▶ **Fragmento seleccionado**
┄┄┄┄┄┄┄┄┄┄

Desde entonces hasta ahora no hubo acercamiento entre las posiciones de unos y otros. Ni siquiera se mantienen las formalidades de una negociación presupuestaria digna de tal nombre, ya que no hay reuniones periódicas ni las partes eligieron delegaciones para realizar la negociación. Todo queda en distintos contactos de la consejera de Hacienda con algunos portavoces, sin profundizar en ninguna materia.

Formalidades

Hace diez años, gobernando Álvarez Areces, la negociación presupuestaria se llevaba con más seriedad. Por parte de los socialistas participaba el secretario general de la FSA, Javier Fernández, acompañado de algún otro miembro de su equipo, y con ellos estaba el presidente Areces y el consejero de Hacienda, Jaime Rabanal. El secretario general de la FSA abría y cerraba las reuniones.

En la actualidad, la FSA no está en las negociaciones y eso que en el manual de estrategia del PSOE consta que la competencia sobre los pactos recae en la dirección del partido. El presidente del Principado tampoco se encuentra en primera línea de fuego. El pasado año ya ocurrió algo parecido, al basarse toda la negociación en el diálogo entre Dolores Carcedo y Mercedes Fernández, con final feliz.

Si al incumplimiento de las mínimas formalidades de una negociación presupuestaria añadimos el veto puesto por el presidente a los grupos de centro-derecha nos encontramos con que los actores de la negociación y la materia de la misma quedan fuertemente constreñidos.

Después de los fructíferos resultados cosechados por el diálogo con el PP, un partido que siempre se ofrece a aprobar los presupuestos socialistas, sin apenas pedir contrapartidas, no se entiende que el Principado lo excluya de la negociación. Quizás en esta ocasión el PP no estaba por la labor, pero dados los antecedentes resulta absurdo excluirlo a priori.

┄┄┄┄┄┄┄┄┄┄

▶ **Datos registrados**
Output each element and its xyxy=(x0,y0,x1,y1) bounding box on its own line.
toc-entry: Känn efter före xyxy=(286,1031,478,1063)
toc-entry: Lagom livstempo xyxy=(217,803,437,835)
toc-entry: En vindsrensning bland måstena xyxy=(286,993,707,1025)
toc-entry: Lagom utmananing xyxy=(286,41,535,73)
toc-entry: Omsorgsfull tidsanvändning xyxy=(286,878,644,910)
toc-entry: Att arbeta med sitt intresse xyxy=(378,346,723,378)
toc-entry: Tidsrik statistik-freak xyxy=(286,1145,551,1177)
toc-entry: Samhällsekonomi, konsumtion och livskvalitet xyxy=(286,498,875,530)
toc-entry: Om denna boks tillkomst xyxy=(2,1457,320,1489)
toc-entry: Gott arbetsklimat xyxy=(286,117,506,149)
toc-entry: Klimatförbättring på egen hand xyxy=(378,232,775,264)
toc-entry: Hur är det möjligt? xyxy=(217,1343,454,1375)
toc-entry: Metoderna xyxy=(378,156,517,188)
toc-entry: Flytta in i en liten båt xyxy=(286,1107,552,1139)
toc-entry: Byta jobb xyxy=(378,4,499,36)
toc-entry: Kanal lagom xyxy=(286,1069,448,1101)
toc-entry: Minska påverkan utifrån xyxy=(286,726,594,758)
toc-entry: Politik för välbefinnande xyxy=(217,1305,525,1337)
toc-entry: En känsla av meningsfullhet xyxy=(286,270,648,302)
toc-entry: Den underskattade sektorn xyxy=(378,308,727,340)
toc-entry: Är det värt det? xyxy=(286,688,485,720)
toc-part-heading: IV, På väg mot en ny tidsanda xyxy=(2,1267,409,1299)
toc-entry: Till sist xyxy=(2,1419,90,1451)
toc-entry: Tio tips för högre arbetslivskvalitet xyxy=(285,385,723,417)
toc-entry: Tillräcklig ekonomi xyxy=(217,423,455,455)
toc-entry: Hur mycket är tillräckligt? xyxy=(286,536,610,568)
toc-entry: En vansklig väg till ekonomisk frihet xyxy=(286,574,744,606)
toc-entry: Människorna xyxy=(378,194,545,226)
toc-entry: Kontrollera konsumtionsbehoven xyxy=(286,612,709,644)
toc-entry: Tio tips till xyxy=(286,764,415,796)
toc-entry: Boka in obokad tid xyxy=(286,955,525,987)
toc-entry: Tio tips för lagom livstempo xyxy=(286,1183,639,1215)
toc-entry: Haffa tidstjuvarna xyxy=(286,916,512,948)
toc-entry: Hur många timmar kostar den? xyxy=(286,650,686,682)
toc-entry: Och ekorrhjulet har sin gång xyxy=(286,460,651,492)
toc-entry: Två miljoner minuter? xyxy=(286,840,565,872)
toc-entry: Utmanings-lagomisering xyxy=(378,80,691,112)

┄┄┄┄┄┄┄┄┄┄

▶ **Preguntas de estudio**
• a. Cambia, por favor, "Hace diez años" por "Hace quince años" en la parte del fragmento seleccionado que empieza con las palabras que contienen "Hace diez años, gobernando" y termina con "cerraba las reuniones.", y escribe esa parte de nuevo.
• b. Responde con datos del fragmento seleccionado:
(i) ¿Quién era el consejero de Hacienda en la negociación presupuestaria de hace diez años?
(ii) Según el manual de estrategia del PSOE, ¿en quién recae la competencia sobre los pactos?
(iii) ¿Entre quiénes se basó toda la negociación el año pasado?

▶ **Respuestas escritas**
• a.
Hace quince años, gobernando Álvarez Areces, la negociación presupuestaria se llevaba con más seriedad. Por parte de los socialistas participaba el secretario general de la FSA, Javier Fernández, acompañado de algún otro miembro de su equipo, y con ellos estaba el presidente Areces y el consejero de Hacienda, Jaime Rabanal. El secretario general de la FSA abría y cerraba las reuniones.

• b.
(i) Jaime Rabanal.
(ii) En la dirección del partido.
(iii) Entre Dolores Carcedo y Mercedes Fernández.